Dataset entries:
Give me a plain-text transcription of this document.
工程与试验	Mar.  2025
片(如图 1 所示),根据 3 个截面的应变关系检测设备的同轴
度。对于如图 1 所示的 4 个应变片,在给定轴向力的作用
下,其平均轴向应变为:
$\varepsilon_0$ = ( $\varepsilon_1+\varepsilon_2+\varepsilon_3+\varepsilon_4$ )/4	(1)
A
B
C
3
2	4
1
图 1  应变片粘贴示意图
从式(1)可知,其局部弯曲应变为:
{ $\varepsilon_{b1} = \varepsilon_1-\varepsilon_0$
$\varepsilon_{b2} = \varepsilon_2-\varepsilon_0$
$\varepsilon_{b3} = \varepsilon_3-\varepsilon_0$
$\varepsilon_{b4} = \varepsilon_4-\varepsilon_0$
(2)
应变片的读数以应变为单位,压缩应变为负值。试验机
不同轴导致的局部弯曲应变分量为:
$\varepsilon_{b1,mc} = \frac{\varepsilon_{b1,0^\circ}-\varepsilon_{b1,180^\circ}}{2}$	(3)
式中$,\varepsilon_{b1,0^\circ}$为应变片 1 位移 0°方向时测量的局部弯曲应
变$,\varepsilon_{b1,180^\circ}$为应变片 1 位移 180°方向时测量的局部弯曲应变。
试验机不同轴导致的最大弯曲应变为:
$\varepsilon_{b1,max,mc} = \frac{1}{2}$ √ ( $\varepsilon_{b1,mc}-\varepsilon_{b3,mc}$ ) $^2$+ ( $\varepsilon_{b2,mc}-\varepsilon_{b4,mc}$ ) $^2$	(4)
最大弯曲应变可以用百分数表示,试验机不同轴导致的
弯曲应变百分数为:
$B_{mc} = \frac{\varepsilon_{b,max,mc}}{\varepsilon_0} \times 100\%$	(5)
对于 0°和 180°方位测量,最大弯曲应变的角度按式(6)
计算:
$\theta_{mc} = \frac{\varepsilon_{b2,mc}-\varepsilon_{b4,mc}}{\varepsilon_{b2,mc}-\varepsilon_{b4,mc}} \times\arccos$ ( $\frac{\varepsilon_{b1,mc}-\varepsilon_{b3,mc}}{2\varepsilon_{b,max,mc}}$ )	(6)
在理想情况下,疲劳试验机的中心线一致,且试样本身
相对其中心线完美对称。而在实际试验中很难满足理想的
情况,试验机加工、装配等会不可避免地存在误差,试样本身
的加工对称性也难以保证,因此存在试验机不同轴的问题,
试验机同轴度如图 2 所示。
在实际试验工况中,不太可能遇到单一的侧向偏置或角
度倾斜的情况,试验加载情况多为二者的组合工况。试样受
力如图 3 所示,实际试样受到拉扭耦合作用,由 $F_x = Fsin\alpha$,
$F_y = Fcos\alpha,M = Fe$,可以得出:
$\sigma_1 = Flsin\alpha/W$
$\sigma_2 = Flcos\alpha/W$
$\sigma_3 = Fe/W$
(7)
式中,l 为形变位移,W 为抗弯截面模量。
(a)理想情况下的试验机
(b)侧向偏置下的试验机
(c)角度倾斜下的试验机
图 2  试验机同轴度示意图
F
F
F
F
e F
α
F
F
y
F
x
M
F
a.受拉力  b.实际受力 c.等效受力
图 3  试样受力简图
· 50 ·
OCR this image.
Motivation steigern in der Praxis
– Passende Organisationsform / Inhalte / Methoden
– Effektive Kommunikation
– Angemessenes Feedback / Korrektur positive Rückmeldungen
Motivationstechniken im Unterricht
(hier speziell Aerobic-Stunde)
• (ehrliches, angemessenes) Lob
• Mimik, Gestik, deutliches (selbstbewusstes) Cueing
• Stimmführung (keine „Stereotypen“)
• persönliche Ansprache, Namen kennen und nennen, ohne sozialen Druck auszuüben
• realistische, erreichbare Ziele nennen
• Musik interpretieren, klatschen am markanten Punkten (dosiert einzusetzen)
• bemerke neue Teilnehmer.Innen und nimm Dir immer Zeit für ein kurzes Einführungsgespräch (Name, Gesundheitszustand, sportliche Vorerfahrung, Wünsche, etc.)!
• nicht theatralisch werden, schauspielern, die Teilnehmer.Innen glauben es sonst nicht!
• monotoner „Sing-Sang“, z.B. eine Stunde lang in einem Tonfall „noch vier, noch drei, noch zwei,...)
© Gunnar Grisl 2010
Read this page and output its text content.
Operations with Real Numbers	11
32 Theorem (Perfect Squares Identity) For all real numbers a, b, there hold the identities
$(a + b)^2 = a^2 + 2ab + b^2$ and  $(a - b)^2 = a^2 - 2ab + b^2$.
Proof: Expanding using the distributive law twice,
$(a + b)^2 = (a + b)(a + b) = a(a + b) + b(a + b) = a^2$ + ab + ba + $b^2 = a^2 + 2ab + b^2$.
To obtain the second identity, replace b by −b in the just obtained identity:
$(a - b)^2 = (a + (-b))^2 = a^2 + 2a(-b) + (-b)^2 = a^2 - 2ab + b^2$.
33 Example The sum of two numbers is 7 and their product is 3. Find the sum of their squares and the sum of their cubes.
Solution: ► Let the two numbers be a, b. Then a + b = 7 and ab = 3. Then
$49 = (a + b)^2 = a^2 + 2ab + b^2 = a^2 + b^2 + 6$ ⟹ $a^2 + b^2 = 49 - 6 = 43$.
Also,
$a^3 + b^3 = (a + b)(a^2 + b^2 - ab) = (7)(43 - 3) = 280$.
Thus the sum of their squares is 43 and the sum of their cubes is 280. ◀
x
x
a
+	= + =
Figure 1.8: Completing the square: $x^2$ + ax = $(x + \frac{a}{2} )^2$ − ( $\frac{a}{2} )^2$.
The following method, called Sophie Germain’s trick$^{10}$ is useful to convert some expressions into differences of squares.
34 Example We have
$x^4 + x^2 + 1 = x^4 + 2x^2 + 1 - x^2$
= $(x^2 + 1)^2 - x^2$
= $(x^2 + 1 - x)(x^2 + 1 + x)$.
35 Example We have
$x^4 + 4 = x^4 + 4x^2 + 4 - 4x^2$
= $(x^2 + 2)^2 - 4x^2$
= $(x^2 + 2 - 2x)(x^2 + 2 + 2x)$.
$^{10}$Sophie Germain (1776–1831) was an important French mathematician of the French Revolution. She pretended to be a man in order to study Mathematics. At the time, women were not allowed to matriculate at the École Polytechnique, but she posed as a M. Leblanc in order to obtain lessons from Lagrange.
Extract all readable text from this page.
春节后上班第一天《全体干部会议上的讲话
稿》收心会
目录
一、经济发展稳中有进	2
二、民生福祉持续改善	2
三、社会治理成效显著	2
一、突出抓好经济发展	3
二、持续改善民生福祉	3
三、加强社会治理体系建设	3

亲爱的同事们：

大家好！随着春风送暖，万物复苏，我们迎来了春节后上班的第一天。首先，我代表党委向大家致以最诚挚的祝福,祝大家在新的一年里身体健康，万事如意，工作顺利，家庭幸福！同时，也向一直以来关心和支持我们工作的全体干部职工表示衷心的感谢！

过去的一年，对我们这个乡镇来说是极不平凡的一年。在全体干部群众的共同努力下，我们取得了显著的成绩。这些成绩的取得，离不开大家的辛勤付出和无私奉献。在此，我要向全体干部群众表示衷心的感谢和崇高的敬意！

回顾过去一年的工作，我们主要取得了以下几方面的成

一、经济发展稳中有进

Task to carry out:
Determine the number of lines in the listing that hold the word "nennen", and supply that number and nothing further.

Solution for this problem:
2